YOUR GOAL - Write out each entry again. Keep every word exactly as it is.

[Dataset items]

- - - - -

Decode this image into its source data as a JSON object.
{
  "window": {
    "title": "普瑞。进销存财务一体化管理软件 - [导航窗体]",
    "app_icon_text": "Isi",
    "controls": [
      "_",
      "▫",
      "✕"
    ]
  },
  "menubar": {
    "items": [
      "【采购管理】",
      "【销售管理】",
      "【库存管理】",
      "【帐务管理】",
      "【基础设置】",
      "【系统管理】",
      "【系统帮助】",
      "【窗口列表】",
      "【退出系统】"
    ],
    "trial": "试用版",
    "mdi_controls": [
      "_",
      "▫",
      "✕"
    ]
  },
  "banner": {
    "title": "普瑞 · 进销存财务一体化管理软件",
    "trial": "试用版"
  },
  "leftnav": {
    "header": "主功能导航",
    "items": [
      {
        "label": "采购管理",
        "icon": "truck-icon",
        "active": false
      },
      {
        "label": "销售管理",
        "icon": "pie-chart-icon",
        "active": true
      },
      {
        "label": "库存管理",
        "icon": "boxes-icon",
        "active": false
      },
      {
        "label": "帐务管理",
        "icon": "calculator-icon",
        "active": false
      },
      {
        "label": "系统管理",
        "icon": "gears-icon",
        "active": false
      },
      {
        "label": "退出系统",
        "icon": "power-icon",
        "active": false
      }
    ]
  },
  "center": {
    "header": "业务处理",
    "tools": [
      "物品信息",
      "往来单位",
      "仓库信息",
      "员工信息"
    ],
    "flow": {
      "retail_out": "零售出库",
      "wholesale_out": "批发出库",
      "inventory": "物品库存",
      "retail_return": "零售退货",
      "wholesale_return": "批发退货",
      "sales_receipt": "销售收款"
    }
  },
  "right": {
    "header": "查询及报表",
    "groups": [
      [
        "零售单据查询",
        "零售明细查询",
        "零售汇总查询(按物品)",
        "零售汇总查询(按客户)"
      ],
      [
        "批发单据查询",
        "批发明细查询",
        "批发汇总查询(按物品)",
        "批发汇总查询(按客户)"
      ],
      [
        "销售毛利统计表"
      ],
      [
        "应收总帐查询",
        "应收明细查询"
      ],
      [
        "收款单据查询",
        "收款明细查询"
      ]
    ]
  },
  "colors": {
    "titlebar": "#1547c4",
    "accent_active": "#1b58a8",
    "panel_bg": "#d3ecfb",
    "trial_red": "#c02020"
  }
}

- - - - -

RESULT OF THIS TASK -
Decode this image into its source data as a JSON object.
{
  "window": {
    "title": "普瑞。进销存财务一体化管理软件 - [导航窗体]",
    "app_icon_text": "Isi",
    "controls": [
      "_",
      "▫",
      "✕"
    ]
  },
  "menubar": {
    "items": [
      "【采购管理】",
      "【销售管理】",
      "【库存管理】",
      "【帐务管理】",
      "【基础设置】",
      "【系统管理】",
      "【系统帮助】",
      "【窗口列表】",
      "【退出系统】"
    ],
    "trial": "试用版",
    "mdi_controls": [
      "_",
      "▫",
      "✕"
    ]
  },
  "banner": {
    "title": "普瑞 · 进销存财务一体化管理软件",
    "trial": "试用版"
  },
  "leftnav": {
    "header": "主功能导航",
    "items": [
      {
        "label": "采购管理",
        "icon": "truck-icon",
        "active": false
      },
      {
        "label": "销售管理",
        "icon": "pie-chart-icon",
        "active": true
      },
      {
        "label": "库存管理",
        "icon": "boxes-icon",
        "active": false
      },
      {
        "label": "帐务管理",
        "icon": "calculator-icon",
        "active": false
      },
      {
        "label": "系统管理",
        "icon": "gears-icon",
        "active": false
      },
      {
        "label": "退出系统",
        "icon": "power-icon",
        "active": false
      }
    ]
  },
  "center": {
    "header": "业务处理",
    "tools": [
      "物品信息",
      "往来单位",
      "仓库信息",
      "员工信息"
    ],
    "flow": {
      "retail_out": "零售出库",
      "wholesale_out": "批发出库",
      "inventory": "物品库存",
      "retail_return": "零售退货",
      "wholesale_return": "批发退货",
      "sales_receipt": "销售收款"
    }
  },
  "right": {
    "header": "查询及报表",
    "groups": [
      [
        "零售单据查询",
        "零售明细查询",
        "零售汇总查询(按物品)",
        "零售汇总查询(按客户)"
      ],
      [
        "批发单据查询",
        "批发明细查询",
        "批发汇总查询(按物品)",
        "批发汇总查询(按客户)"
      ],
      [
        "销售毛利统计表"
      ],
      [
        "应收总帐查询",
        "应收明细查询"
      ],
      [
        "收款单据查询",
        "收款明细查询"
      ]
    ]
  },
  "colors": {
    "titlebar": "#1547c4",
    "accent_active": "#1b58a8",
    "panel_bg": "#d3ecfb",
    "trial_red": "#c02020"
  }
}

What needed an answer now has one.